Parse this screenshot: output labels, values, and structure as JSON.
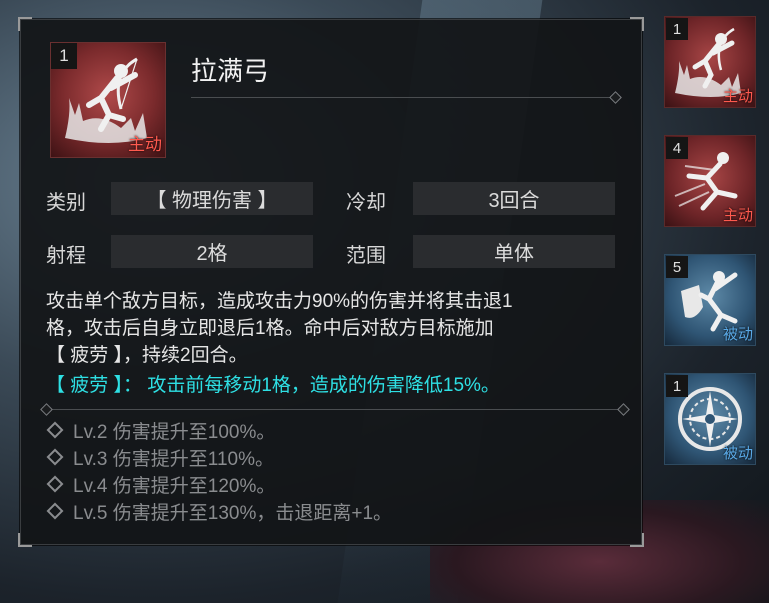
{
  "skill": {
    "level": "1",
    "type_badge": "主动",
    "name": "拉满弓"
  },
  "stats": {
    "category_label": "类别",
    "category_value": "【 物理伤害 】",
    "cooldown_label": "冷却",
    "cooldown_value": "3回合",
    "range_label": "射程",
    "range_value": "2格",
    "area_label": "范围",
    "area_value": "单体"
  },
  "description": {
    "line1": "攻击单个敌方目标，造成攻击力90%的伤害并将其击退1",
    "line2": "格，攻击后自身立即退后1格。命中后对敌方目标施加",
    "line3": "【 疲劳 】，持续2回合。",
    "effect": "【 疲劳 】： 攻击前每移动1格，造成的伤害降低15%。"
  },
  "upgrades": [
    "Lv.2 伤害提升至100%。",
    "Lv.3 伤害提升至110%。",
    "Lv.4 伤害提升至120%。",
    "Lv.5 伤害提升至130%，击退距离+1。"
  ],
  "skill_list": [
    {
      "level": "1",
      "type": "主动",
      "icon": "archer-icon"
    },
    {
      "level": "4",
      "type": "主动",
      "icon": "dash-strike-icon"
    },
    {
      "level": "5",
      "type": "被动",
      "icon": "shield-warrior-icon"
    },
    {
      "level": "1",
      "type": "被动",
      "icon": "compass-emblem-icon"
    }
  ],
  "colors": {
    "active": "#ff5a4f",
    "passive": "#5aaae8",
    "effect_keyword": "#2ee0e4"
  }
}
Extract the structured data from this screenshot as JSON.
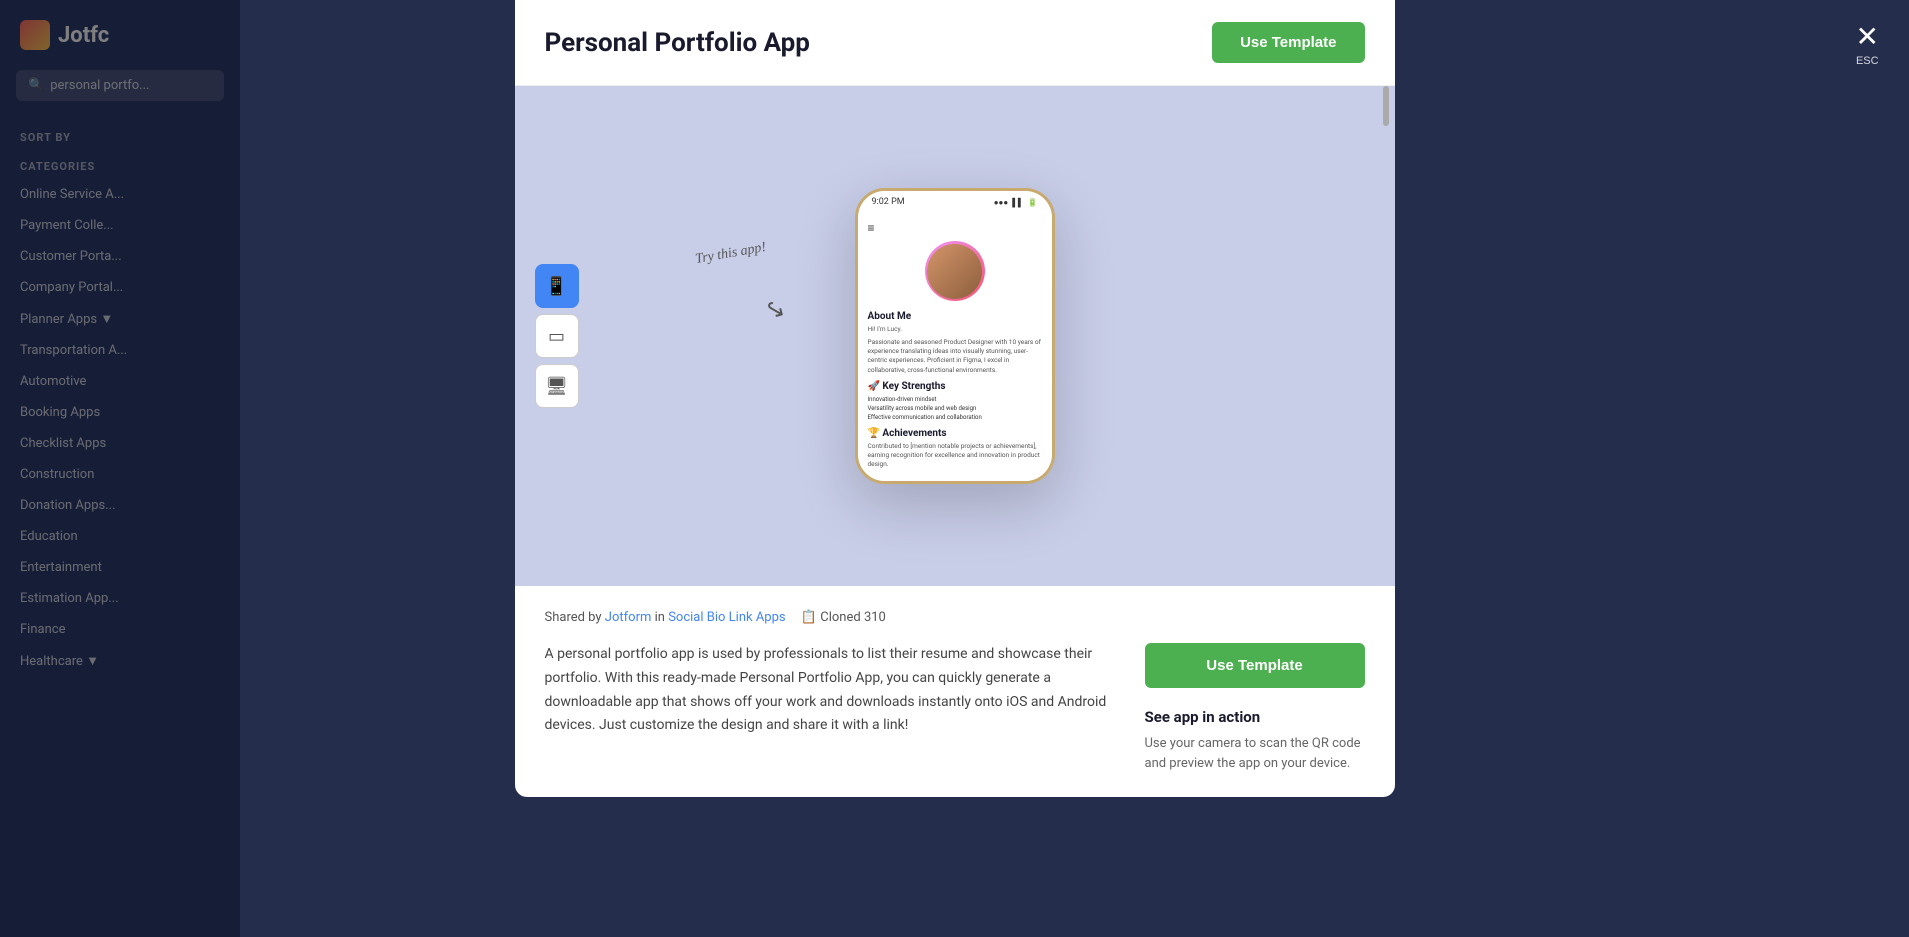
{
  "modal": {
    "title": "Personal Portfolio App",
    "use_template_label": "Use Template",
    "shared_by_text": "Shared by",
    "shared_by_author": "Jotform",
    "in_text": "in",
    "category_link": "Social Bio Link Apps",
    "cloned_icon": "📋",
    "cloned_text": "Cloned",
    "cloned_count": "310",
    "description": "A personal portfolio app is used by professionals to list their resume and showcase their portfolio. With this ready-made Personal Portfolio App, you can quickly generate a downloadable app that shows off your work and downloads instantly onto iOS and Android devices. Just customize the design and share it with a link!",
    "use_template_main_label": "Use Template",
    "see_in_action_title": "See app in action",
    "see_in_action_desc": "Use your camera to scan the QR code and preview the app on your device."
  },
  "phone": {
    "status_time": "9:02 PM",
    "status_dots": "●●●",
    "about_me_title": "About Me",
    "greeting": "Hi! I'm Lucy.",
    "bio": "Passionate and seasoned Product Designer with 10 years of experience translating ideas into visually stunning, user-centric experiences. Proficient in Figma, I excel in collaborative, cross-functional environments.",
    "strengths_title": "🚀 Key Strengths",
    "strength_1": "Innovation-driven mindset",
    "strength_2": "Versatility across mobile and web design",
    "strength_3": "Effective communication and collaboration",
    "achievements_title": "🏆 Achievements",
    "achievements_text": "Contributed to [mention notable projects or achievements], earning recognition for excellence and innovation in product design."
  },
  "device_selector": {
    "mobile_label": "Mobile",
    "tablet_label": "Tablet",
    "desktop_label": "Desktop"
  },
  "try_annotation": "Try this app!",
  "close_label": "✕",
  "esc_label": "ESC",
  "sidebar": {
    "logo_text": "Jotfc",
    "search_placeholder": "personal portfo...",
    "sort_by_label": "SORT BY",
    "categories_label": "CATEGORIES",
    "items": [
      "Online Service A...",
      "Payment Colle...",
      "Customer Porta...",
      "Company Portal...",
      "Planner Apps ▼",
      "Transportation A...",
      "Automotive",
      "Booking Apps",
      "Checklist Apps",
      "Construction",
      "Donation Apps...",
      "Education",
      "Entertainment",
      "Estimation App...",
      "Finance",
      "Healthcare ▼"
    ]
  }
}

------------------------------------------------

SET TASK:
Copy each line above containing the string "with".

TASK OUTPUT:
    "description": "A personal portfolio app is used by professionals to list their resume and showcase their portfolio. With this ready-made Personal Portfolio App, you can quickly generate a downloadable app that shows off your work and downloads instantly onto iOS and Android devices. Just customize the design and share it with a link!",
    "bio": "Passionate and seasoned Product Designer with 10 years of experience translating ideas into visually stunning, user-centric experiences. Proficient in Figma, I excel in collaborative, cross-functional environments.",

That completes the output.